Figure content listings
☆ ☆ ☆ ☆ ☆ ☆ ☆

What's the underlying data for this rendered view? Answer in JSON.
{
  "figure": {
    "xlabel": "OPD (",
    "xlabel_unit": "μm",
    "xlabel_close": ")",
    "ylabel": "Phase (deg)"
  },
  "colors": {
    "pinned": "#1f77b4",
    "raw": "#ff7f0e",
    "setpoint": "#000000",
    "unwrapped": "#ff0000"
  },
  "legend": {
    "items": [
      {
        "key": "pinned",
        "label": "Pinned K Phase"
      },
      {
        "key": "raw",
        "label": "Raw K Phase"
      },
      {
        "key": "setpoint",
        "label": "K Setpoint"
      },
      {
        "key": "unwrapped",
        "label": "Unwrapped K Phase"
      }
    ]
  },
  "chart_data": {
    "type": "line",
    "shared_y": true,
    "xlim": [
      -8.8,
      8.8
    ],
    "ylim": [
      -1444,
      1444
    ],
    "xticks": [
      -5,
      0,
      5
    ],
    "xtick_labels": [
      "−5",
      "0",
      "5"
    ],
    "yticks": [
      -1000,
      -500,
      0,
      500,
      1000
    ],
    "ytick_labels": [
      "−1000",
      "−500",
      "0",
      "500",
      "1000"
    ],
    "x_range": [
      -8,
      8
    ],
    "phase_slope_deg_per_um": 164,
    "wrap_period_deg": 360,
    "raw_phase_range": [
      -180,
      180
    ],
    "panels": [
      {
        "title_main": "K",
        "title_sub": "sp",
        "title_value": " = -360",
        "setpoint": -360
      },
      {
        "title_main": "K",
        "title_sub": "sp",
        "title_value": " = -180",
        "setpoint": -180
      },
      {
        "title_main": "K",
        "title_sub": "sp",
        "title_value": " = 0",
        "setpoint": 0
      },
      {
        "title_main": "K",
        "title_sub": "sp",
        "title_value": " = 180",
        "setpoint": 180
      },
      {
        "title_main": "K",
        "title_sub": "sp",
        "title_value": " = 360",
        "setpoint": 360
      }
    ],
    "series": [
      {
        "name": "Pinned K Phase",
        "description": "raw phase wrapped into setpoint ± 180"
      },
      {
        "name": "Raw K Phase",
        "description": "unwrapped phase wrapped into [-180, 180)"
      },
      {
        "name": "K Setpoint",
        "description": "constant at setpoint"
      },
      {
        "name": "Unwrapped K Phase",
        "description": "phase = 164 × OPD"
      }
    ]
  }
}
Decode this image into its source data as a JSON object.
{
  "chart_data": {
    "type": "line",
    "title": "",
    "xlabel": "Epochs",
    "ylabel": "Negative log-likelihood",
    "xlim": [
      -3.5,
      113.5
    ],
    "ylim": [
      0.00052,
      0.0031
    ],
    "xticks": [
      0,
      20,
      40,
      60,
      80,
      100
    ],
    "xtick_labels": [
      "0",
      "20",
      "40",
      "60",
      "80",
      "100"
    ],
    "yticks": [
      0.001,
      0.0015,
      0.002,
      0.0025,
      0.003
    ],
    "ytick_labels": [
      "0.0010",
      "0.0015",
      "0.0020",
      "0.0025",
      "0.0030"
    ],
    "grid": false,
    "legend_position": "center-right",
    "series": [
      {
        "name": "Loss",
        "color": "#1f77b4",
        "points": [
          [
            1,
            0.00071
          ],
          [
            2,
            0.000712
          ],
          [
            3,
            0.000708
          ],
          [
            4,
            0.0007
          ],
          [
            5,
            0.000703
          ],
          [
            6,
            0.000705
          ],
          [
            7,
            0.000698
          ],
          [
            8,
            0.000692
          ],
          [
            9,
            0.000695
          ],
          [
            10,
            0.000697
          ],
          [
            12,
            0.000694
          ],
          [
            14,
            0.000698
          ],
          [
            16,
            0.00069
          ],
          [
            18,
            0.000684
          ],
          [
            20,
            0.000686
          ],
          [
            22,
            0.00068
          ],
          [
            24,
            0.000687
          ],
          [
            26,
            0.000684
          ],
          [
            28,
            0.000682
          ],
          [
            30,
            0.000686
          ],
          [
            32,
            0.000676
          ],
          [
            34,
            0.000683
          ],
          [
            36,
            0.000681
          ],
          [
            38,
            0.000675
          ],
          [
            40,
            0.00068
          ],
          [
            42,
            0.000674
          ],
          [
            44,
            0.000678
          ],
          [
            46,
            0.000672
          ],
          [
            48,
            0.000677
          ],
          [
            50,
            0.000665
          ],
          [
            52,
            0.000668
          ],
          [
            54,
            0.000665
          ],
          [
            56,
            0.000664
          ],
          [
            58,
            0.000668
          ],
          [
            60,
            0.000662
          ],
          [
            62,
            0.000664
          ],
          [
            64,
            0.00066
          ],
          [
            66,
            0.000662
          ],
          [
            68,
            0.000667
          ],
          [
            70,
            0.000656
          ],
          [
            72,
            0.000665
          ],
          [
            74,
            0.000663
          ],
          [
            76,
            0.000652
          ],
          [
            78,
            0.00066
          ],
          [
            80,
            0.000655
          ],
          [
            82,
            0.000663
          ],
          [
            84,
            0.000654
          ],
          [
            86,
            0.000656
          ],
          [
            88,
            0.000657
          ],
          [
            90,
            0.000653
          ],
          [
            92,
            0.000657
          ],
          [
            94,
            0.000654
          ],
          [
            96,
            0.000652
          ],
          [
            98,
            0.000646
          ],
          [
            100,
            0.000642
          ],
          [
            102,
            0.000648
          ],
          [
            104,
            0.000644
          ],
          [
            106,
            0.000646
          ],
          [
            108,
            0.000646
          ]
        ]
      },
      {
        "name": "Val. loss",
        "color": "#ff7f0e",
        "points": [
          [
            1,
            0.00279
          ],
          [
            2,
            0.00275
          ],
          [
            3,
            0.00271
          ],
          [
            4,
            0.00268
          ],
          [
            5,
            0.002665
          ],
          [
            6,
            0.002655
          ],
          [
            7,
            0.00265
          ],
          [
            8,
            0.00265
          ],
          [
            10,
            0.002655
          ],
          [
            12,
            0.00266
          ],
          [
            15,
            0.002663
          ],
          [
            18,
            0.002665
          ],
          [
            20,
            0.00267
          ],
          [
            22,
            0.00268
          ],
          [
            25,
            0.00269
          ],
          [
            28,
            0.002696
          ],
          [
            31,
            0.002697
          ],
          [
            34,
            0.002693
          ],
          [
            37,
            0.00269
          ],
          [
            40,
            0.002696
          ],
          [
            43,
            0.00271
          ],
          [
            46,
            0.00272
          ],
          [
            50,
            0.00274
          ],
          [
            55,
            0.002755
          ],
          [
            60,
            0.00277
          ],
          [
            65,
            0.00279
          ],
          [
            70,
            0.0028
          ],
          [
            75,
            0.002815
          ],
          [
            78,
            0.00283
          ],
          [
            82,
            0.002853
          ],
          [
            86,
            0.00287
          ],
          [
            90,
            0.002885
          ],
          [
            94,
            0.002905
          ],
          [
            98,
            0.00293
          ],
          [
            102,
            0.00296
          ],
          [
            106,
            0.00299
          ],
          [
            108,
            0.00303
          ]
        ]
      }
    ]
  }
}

☆ ☆ ☆ ☆ ☆ ☆ ☆

Using the records above, list each line that includes "description".

        "description": "raw phase wrapped into setpoint ± 180"
        "description": "unwrapped phase wrapped into [-180, 180)"
        "description": "constant at setpoint"
        "description": "phase = 164 × OPD"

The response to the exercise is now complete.